[EXERCISE TASK] Starting at the line with "Read all visible content and emit it as JSON.", transcribe each line through the final one, both included, and add nothing.

------------------------------------------------------------

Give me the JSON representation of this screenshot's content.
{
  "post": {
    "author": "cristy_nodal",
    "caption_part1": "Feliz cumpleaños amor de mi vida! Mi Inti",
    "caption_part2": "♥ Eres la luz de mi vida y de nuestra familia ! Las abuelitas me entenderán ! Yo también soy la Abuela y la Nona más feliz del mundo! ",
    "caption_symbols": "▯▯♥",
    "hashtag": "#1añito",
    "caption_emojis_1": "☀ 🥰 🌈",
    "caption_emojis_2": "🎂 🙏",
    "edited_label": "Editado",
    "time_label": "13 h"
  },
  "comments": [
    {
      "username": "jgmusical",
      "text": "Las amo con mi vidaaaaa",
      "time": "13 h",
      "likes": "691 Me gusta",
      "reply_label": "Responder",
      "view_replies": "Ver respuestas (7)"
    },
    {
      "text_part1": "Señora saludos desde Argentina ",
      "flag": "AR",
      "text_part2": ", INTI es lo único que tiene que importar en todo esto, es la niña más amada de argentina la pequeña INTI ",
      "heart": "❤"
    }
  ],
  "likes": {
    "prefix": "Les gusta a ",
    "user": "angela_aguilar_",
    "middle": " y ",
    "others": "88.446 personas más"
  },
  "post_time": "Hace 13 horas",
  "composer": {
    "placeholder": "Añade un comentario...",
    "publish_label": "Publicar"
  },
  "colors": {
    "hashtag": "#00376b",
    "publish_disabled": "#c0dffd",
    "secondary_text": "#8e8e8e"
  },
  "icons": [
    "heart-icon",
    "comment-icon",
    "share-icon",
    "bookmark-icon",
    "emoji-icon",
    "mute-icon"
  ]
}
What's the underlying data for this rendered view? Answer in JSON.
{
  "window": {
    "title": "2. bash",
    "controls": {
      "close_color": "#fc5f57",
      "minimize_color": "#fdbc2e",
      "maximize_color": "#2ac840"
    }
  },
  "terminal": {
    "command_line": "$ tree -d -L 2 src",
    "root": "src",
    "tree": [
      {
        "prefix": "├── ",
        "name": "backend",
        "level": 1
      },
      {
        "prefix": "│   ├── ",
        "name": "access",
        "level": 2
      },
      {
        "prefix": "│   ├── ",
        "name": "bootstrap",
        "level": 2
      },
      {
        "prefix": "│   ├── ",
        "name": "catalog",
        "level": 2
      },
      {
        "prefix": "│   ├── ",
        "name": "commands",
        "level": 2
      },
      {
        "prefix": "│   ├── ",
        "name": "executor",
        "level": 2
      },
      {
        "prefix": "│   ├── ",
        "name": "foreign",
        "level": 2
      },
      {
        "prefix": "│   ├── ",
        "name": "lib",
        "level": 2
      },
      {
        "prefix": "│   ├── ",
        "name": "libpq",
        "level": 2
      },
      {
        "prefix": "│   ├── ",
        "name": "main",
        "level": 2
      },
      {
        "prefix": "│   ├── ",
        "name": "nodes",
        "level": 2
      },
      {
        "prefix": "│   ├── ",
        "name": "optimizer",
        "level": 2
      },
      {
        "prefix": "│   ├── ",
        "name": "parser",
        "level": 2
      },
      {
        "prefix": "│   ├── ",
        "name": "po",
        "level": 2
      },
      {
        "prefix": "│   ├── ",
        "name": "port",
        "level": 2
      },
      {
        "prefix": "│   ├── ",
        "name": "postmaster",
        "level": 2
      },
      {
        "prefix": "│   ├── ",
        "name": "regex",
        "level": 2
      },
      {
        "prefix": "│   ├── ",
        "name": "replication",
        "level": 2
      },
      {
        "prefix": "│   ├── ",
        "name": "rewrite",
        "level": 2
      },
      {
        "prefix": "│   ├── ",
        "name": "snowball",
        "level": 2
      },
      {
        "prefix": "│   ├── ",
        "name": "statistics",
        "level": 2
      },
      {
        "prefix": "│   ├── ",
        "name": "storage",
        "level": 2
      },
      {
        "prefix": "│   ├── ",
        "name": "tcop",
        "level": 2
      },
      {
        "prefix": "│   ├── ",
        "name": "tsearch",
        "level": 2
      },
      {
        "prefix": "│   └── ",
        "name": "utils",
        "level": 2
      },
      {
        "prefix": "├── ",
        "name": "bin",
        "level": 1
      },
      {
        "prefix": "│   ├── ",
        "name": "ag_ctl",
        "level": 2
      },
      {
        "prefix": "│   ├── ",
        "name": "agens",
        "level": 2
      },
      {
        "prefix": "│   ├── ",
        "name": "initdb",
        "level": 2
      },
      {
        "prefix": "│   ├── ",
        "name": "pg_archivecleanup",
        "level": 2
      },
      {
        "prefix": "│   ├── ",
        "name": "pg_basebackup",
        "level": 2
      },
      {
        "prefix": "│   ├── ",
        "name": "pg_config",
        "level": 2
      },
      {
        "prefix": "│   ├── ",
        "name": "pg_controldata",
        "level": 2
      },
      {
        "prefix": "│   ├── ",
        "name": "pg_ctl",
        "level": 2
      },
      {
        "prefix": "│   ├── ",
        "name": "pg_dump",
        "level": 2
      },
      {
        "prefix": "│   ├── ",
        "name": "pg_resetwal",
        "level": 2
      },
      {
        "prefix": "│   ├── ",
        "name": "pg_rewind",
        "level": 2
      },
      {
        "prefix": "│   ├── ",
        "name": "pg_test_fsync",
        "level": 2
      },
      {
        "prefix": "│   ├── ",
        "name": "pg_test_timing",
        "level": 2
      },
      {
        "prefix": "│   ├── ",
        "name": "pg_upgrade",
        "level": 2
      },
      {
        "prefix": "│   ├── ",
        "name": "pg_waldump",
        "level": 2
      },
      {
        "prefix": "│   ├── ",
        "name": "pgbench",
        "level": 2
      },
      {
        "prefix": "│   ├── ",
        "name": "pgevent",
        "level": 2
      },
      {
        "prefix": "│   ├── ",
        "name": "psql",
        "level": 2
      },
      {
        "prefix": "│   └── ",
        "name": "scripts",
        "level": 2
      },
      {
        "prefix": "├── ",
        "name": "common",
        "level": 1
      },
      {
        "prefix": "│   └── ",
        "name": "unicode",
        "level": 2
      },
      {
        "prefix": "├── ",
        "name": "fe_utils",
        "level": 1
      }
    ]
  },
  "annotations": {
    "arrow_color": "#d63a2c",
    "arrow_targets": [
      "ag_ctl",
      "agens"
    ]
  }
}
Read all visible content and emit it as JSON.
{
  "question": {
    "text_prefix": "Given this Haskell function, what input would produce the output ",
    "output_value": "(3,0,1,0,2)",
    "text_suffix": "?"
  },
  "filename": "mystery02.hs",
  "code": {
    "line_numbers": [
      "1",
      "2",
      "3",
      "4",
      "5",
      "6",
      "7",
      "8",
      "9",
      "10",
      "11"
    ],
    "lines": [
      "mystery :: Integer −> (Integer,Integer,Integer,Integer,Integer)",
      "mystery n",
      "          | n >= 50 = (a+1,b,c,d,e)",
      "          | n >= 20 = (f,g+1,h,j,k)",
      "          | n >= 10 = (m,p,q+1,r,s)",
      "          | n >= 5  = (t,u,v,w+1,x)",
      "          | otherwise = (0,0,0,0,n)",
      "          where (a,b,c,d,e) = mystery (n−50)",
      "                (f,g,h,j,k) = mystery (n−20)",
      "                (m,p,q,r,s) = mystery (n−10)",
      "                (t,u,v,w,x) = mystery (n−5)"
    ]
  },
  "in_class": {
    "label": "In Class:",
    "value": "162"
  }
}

------------------------------------------------------------

[RIGHT ANSWER]
Read all visible content and emit it as JSON.
{
  "question": {
    "text_prefix": "Given this Haskell function, what input would produce the output ",
    "output_value": "(3,0,1,0,2)",
    "text_suffix": "?"
  },
  "filename": "mystery02.hs",
  "code": {
    "line_numbers": [
      "1",
      "2",
      "3",
      "4",
      "5",
      "6",
      "7",
      "8",
      "9",
      "10",
      "11"
    ],
    "lines": [
      "mystery :: Integer −> (Integer,Integer,Integer,Integer,Integer)",
      "mystery n",
      "          | n >= 50 = (a+1,b,c,d,e)",
      "          | n >= 20 = (f,g+1,h,j,k)",
      "          | n >= 10 = (m,p,q+1,r,s)",
      "          | n >= 5  = (t,u,v,w+1,x)",
      "          | otherwise = (0,0,0,0,n)",
      "          where (a,b,c,d,e) = mystery (n−50)",
      "                (f,g,h,j,k) = mystery (n−20)",
      "                (m,p,q,r,s) = mystery (n−10)",
      "                (t,u,v,w,x) = mystery (n−5)"
    ]
  },
  "in_class": {
    "label": "In Class:",
    "value": "162"
  }
}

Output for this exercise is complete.